··· Material

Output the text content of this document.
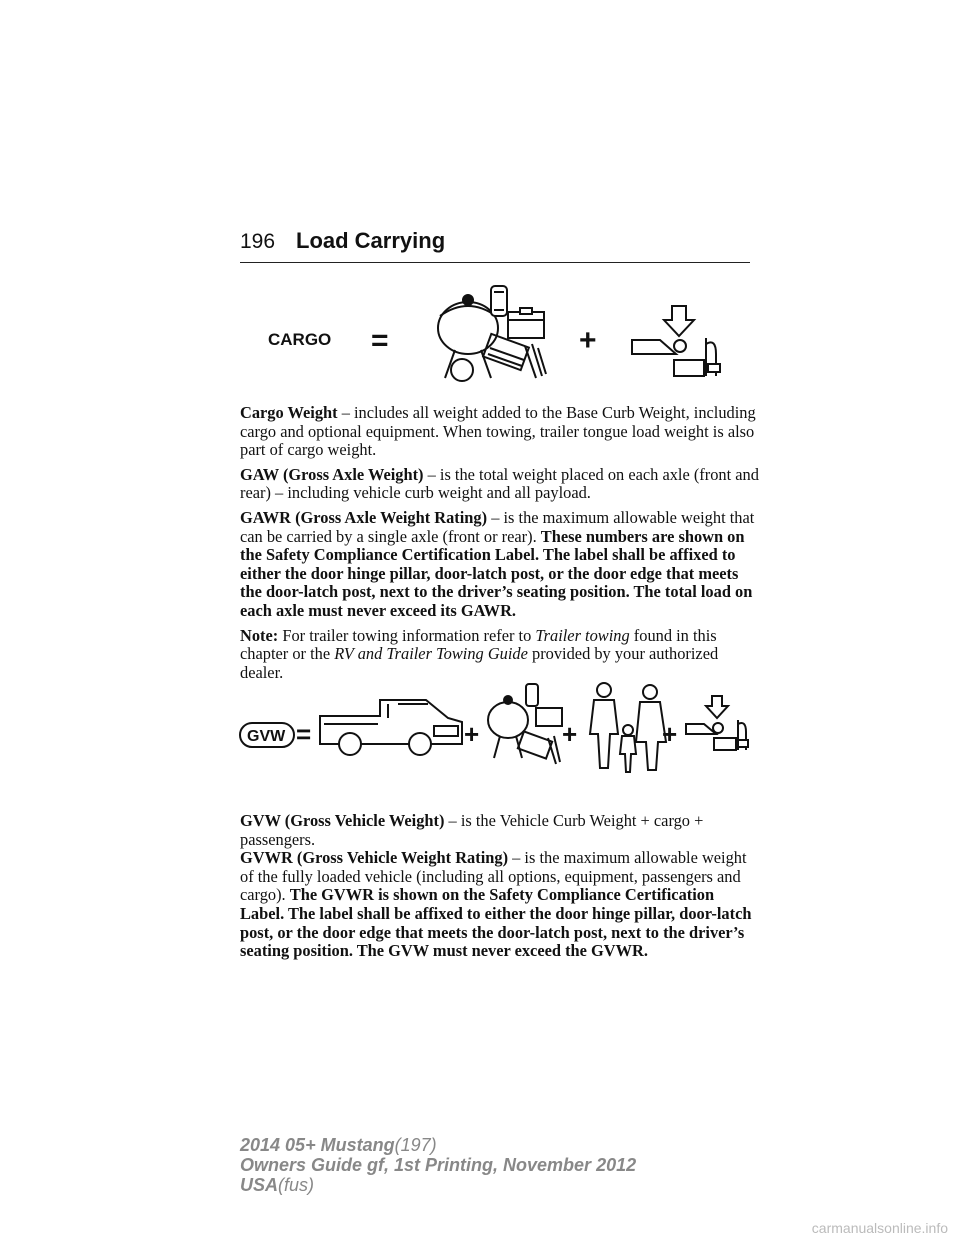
196 Load Carrying
CARGO =	+

Cargo Weight – includes all weight added to the Base Curb Weight, including cargo and optional equipment. When towing, trailer tongue load weight is also part of cargo weight.

GAW (Gross Axle Weight) – is the total weight placed on each axle (front and rear) – including vehicle curb weight and all payload.

GAWR (Gross Axle Weight Rating) – is the maximum allowable weight that can be carried by a single axle (front or rear). These numbers are shown on the Safety Compliance Certification Label. The label shall be affixed to either the door hinge pillar, door-latch post, or the door edge that meets the door-latch post, next to the driver’s seating position. The total load on each axle must never exceed its GAWR.

Note: For trailer towing information refer to Trailer towing found in this chapter or the RV and Trailer Towing Guide provided by your authorized dealer.

GVW =	+	+	+

GVW (Gross Vehicle Weight) – is the Vehicle Curb Weight + cargo + passengers.

GVWR (Gross Vehicle Weight Rating) – is the maximum allowable weight of the fully loaded vehicle (including all options, equipment, passengers and cargo). The GVWR is shown on the Safety Compliance Certification Label. The label shall be affixed to either the door hinge pillar, door-latch post, or the door edge that meets the door-latch post, next to the driver’s seating position. The GVW must never exceed the GVWR.

2014 05+ Mustang(197)
Owners Guide gf, 1st Printing, November 2012
USA(fus)
carmanualsonline.info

······

Exercise task: Copy every line of the data exactly as written, excluding the pictures.

In response:
Output the text content of this document.
196 Load Carrying
CARGO =	+

Cargo Weight – includes all weight added to the Base Curb Weight, including cargo and optional equipment. When towing, trailer tongue load weight is also part of cargo weight.

GAW (Gross Axle Weight) – is the total weight placed on each axle (front and rear) – including vehicle curb weight and all payload.

GAWR (Gross Axle Weight Rating) – is the maximum allowable weight that can be carried by a single axle (front or rear). These numbers are shown on the Safety Compliance Certification Label. The label shall be affixed to either the door hinge pillar, door-latch post, or the door edge that meets the door-latch post, next to the driver’s seating position. The total load on each axle must never exceed its GAWR.

Note: For trailer towing information refer to Trailer towing found in this chapter or the RV and Trailer Towing Guide provided by your authorized dealer.

GVW =	+	+	+

GVW (Gross Vehicle Weight) – is the Vehicle Curb Weight + cargo + passengers.

GVWR (Gross Vehicle Weight Rating) – is the maximum allowable weight of the fully loaded vehicle (including all options, equipment, passengers and cargo). The GVWR is shown on the Safety Compliance Certification Label. The label shall be affixed to either the door hinge pillar, door-latch post, or the door edge that meets the door-latch post, next to the driver’s seating position. The GVW must never exceed the GVWR.

2014 05+ Mustang(197)
Owners Guide gf, 1st Printing, November 2012
USA(fus)
carmanualsonline.info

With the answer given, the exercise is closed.